Figure dataset records
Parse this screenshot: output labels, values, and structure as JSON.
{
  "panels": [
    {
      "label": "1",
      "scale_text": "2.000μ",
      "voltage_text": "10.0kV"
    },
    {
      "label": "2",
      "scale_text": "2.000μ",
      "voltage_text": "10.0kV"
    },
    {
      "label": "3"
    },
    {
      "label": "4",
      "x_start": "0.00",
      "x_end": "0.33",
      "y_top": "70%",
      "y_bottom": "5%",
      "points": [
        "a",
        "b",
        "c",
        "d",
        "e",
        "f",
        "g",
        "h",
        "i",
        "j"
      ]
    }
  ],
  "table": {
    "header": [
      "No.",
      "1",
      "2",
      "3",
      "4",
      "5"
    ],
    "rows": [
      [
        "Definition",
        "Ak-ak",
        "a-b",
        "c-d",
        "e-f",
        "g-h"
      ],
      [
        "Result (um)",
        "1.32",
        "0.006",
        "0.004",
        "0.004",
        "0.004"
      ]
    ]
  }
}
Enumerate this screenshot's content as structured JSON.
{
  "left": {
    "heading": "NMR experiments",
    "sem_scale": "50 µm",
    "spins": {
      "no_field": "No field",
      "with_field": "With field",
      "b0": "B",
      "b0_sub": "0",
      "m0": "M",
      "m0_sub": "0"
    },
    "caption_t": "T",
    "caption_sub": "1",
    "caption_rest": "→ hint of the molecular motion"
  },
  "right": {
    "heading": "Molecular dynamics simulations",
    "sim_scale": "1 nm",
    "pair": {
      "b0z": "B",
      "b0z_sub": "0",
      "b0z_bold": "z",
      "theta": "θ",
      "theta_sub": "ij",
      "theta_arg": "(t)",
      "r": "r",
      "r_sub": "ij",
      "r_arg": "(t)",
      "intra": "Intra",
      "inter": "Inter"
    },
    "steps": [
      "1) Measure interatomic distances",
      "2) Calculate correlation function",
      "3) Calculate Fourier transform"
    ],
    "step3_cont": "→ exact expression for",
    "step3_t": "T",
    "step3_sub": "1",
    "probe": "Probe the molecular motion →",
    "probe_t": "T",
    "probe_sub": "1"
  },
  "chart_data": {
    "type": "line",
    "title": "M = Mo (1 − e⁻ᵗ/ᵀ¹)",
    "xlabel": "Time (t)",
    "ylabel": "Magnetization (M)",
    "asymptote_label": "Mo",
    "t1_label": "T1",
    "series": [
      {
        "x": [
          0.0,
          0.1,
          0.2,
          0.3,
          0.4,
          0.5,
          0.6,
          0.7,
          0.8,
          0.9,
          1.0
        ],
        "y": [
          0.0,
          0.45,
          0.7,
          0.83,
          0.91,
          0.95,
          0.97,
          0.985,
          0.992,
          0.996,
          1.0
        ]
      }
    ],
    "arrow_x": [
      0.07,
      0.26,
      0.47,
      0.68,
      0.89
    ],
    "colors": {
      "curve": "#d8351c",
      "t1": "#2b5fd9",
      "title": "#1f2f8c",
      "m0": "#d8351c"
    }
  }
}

What is needed:
Transcribe every entry exactly, omitting nothing.

Exercise output:
Parse this screenshot: output labels, values, and structure as JSON.
{
  "panels": [
    {
      "label": "1",
      "scale_text": "2.000μ",
      "voltage_text": "10.0kV"
    },
    {
      "label": "2",
      "scale_text": "2.000μ",
      "voltage_text": "10.0kV"
    },
    {
      "label": "3"
    },
    {
      "label": "4",
      "x_start": "0.00",
      "x_end": "0.33",
      "y_top": "70%",
      "y_bottom": "5%",
      "points": [
        "a",
        "b",
        "c",
        "d",
        "e",
        "f",
        "g",
        "h",
        "i",
        "j"
      ]
    }
  ],
  "table": {
    "header": [
      "No.",
      "1",
      "2",
      "3",
      "4",
      "5"
    ],
    "rows": [
      [
        "Definition",
        "Ak-ak",
        "a-b",
        "c-d",
        "e-f",
        "g-h"
      ],
      [
        "Result (um)",
        "1.32",
        "0.006",
        "0.004",
        "0.004",
        "0.004"
      ]
    ]
  }
}
Enumerate this screenshot's content as structured JSON.
{
  "left": {
    "heading": "NMR experiments",
    "sem_scale": "50 µm",
    "spins": {
      "no_field": "No field",
      "with_field": "With field",
      "b0": "B",
      "b0_sub": "0",
      "m0": "M",
      "m0_sub": "0"
    },
    "caption_t": "T",
    "caption_sub": "1",
    "caption_rest": "→ hint of the molecular motion"
  },
  "right": {
    "heading": "Molecular dynamics simulations",
    "sim_scale": "1 nm",
    "pair": {
      "b0z": "B",
      "b0z_sub": "0",
      "b0z_bold": "z",
      "theta": "θ",
      "theta_sub": "ij",
      "theta_arg": "(t)",
      "r": "r",
      "r_sub": "ij",
      "r_arg": "(t)",
      "intra": "Intra",
      "inter": "Inter"
    },
    "steps": [
      "1) Measure interatomic distances",
      "2) Calculate correlation function",
      "3) Calculate Fourier transform"
    ],
    "step3_cont": "→ exact expression for",
    "step3_t": "T",
    "step3_sub": "1",
    "probe": "Probe the molecular motion →",
    "probe_t": "T",
    "probe_sub": "1"
  },
  "chart_data": {
    "type": "line",
    "title": "M = Mo (1 − e⁻ᵗ/ᵀ¹)",
    "xlabel": "Time (t)",
    "ylabel": "Magnetization (M)",
    "asymptote_label": "Mo",
    "t1_label": "T1",
    "series": [
      {
        "x": [
          0.0,
          0.1,
          0.2,
          0.3,
          0.4,
          0.5,
          0.6,
          0.7,
          0.8,
          0.9,
          1.0
        ],
        "y": [
          0.0,
          0.45,
          0.7,
          0.83,
          0.91,
          0.95,
          0.97,
          0.985,
          0.992,
          0.996,
          1.0
        ]
      }
    ],
    "arrow_x": [
      0.07,
      0.26,
      0.47,
      0.68,
      0.89
    ],
    "colors": {
      "curve": "#d8351c",
      "t1": "#2b5fd9",
      "title": "#1f2f8c",
      "m0": "#d8351c"
    }
  }
}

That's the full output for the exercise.